* start *

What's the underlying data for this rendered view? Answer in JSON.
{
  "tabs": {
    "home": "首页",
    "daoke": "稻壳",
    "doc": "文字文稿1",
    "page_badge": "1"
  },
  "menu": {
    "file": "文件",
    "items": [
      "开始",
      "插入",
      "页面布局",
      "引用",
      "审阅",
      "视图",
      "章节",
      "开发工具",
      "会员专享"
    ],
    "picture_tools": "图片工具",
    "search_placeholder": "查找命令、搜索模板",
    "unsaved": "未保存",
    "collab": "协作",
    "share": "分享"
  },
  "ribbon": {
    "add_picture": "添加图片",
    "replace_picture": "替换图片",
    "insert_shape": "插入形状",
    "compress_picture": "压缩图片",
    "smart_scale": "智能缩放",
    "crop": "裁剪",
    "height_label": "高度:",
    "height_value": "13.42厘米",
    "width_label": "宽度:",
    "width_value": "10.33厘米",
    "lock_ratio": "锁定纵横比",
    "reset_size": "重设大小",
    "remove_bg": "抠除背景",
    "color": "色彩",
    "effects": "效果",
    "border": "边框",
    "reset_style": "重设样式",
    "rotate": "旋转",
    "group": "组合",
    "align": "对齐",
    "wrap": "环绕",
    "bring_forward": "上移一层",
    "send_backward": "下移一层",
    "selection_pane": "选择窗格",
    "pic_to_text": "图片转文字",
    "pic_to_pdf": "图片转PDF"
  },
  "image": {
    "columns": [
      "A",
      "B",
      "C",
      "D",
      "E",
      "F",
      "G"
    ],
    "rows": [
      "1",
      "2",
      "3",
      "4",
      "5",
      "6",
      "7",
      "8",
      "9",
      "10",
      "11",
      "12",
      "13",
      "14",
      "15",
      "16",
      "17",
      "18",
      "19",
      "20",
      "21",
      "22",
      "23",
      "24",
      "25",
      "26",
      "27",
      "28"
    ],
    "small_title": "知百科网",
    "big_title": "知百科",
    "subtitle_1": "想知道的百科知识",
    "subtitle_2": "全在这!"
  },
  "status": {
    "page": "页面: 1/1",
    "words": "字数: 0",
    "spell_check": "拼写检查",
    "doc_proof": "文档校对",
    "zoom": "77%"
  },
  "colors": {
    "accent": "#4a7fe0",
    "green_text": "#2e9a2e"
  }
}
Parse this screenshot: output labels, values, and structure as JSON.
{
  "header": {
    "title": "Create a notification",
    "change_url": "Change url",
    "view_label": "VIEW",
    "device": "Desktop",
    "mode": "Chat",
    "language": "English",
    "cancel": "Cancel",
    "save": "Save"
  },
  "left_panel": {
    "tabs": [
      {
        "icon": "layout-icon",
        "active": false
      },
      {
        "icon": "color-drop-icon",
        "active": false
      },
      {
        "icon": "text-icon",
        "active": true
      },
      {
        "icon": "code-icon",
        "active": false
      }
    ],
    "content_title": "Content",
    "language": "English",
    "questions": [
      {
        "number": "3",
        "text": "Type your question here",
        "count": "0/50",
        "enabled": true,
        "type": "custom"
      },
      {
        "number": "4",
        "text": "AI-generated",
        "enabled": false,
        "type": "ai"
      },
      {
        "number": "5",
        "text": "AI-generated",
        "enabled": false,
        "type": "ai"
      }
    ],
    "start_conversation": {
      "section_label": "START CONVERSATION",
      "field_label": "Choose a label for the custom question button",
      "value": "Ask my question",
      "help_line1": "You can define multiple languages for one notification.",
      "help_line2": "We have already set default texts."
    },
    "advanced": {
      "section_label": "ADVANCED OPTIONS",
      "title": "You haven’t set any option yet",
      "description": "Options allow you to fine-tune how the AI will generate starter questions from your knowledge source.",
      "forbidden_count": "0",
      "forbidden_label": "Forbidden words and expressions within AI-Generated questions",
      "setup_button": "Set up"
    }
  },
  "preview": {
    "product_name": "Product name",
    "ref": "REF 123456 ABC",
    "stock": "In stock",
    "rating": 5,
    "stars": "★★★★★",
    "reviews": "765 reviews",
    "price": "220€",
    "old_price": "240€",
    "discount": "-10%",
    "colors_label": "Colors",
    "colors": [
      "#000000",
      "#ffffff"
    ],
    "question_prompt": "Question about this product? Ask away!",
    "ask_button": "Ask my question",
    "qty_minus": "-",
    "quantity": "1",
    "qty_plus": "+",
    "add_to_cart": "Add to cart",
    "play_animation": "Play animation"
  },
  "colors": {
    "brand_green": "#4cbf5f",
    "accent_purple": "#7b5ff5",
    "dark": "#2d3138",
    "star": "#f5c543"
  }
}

* end *

*GIVEN TASK*: Write out the full listing, keeping every line exactly as it is.

*ANSWER TO THIS TASK*:
What's the underlying data for this rendered view? Answer in JSON.
{
  "tabs": {
    "home": "首页",
    "daoke": "稻壳",
    "doc": "文字文稿1",
    "page_badge": "1"
  },
  "menu": {
    "file": "文件",
    "items": [
      "开始",
      "插入",
      "页面布局",
      "引用",
      "审阅",
      "视图",
      "章节",
      "开发工具",
      "会员专享"
    ],
    "picture_tools": "图片工具",
    "search_placeholder": "查找命令、搜索模板",
    "unsaved": "未保存",
    "collab": "协作",
    "share": "分享"
  },
  "ribbon": {
    "add_picture": "添加图片",
    "replace_picture": "替换图片",
    "insert_shape": "插入形状",
    "compress_picture": "压缩图片",
    "smart_scale": "智能缩放",
    "crop": "裁剪",
    "height_label": "高度:",
    "height_value": "13.42厘米",
    "width_label": "宽度:",
    "width_value": "10.33厘米",
    "lock_ratio": "锁定纵横比",
    "reset_size": "重设大小",
    "remove_bg": "抠除背景",
    "color": "色彩",
    "effects": "效果",
    "border": "边框",
    "reset_style": "重设样式",
    "rotate": "旋转",
    "group": "组合",
    "align": "对齐",
    "wrap": "环绕",
    "bring_forward": "上移一层",
    "send_backward": "下移一层",
    "selection_pane": "选择窗格",
    "pic_to_text": "图片转文字",
    "pic_to_pdf": "图片转PDF"
  },
  "image": {
    "columns": [
      "A",
      "B",
      "C",
      "D",
      "E",
      "F",
      "G"
    ],
    "rows": [
      "1",
      "2",
      "3",
      "4",
      "5",
      "6",
      "7",
      "8",
      "9",
      "10",
      "11",
      "12",
      "13",
      "14",
      "15",
      "16",
      "17",
      "18",
      "19",
      "20",
      "21",
      "22",
      "23",
      "24",
      "25",
      "26",
      "27",
      "28"
    ],
    "small_title": "知百科网",
    "big_title": "知百科",
    "subtitle_1": "想知道的百科知识",
    "subtitle_2": "全在这!"
  },
  "status": {
    "page": "页面: 1/1",
    "words": "字数: 0",
    "spell_check": "拼写检查",
    "doc_proof": "文档校对",
    "zoom": "77%"
  },
  "colors": {
    "accent": "#4a7fe0",
    "green_text": "#2e9a2e"
  }
}
Parse this screenshot: output labels, values, and structure as JSON.
{
  "header": {
    "title": "Create a notification",
    "change_url": "Change url",
    "view_label": "VIEW",
    "device": "Desktop",
    "mode": "Chat",
    "language": "English",
    "cancel": "Cancel",
    "save": "Save"
  },
  "left_panel": {
    "tabs": [
      {
        "icon": "layout-icon",
        "active": false
      },
      {
        "icon": "color-drop-icon",
        "active": false
      },
      {
        "icon": "text-icon",
        "active": true
      },
      {
        "icon": "code-icon",
        "active": false
      }
    ],
    "content_title": "Content",
    "language": "English",
    "questions": [
      {
        "number": "3",
        "text": "Type your question here",
        "count": "0/50",
        "enabled": true,
        "type": "custom"
      },
      {
        "number": "4",
        "text": "AI-generated",
        "enabled": false,
        "type": "ai"
      },
      {
        "number": "5",
        "text": "AI-generated",
        "enabled": false,
        "type": "ai"
      }
    ],
    "start_conversation": {
      "section_label": "START CONVERSATION",
      "field_label": "Choose a label for the custom question button",
      "value": "Ask my question",
      "help_line1": "You can define multiple languages for one notification.",
      "help_line2": "We have already set default texts."
    },
    "advanced": {
      "section_label": "ADVANCED OPTIONS",
      "title": "You haven’t set any option yet",
      "description": "Options allow you to fine-tune how the AI will generate starter questions from your knowledge source.",
      "forbidden_count": "0",
      "forbidden_label": "Forbidden words and expressions within AI-Generated questions",
      "setup_button": "Set up"
    }
  },
  "preview": {
    "product_name": "Product name",
    "ref": "REF 123456 ABC",
    "stock": "In stock",
    "rating": 5,
    "stars": "★★★★★",
    "reviews": "765 reviews",
    "price": "220€",
    "old_price": "240€",
    "discount": "-10%",
    "colors_label": "Colors",
    "colors": [
      "#000000",
      "#ffffff"
    ],
    "question_prompt": "Question about this product? Ask away!",
    "ask_button": "Ask my question",
    "qty_minus": "-",
    "quantity": "1",
    "qty_plus": "+",
    "add_to_cart": "Add to cart",
    "play_animation": "Play animation"
  },
  "colors": {
    "brand_green": "#4cbf5f",
    "accent_purple": "#7b5ff5",
    "dark": "#2d3138",
    "star": "#f5c543"
  }
}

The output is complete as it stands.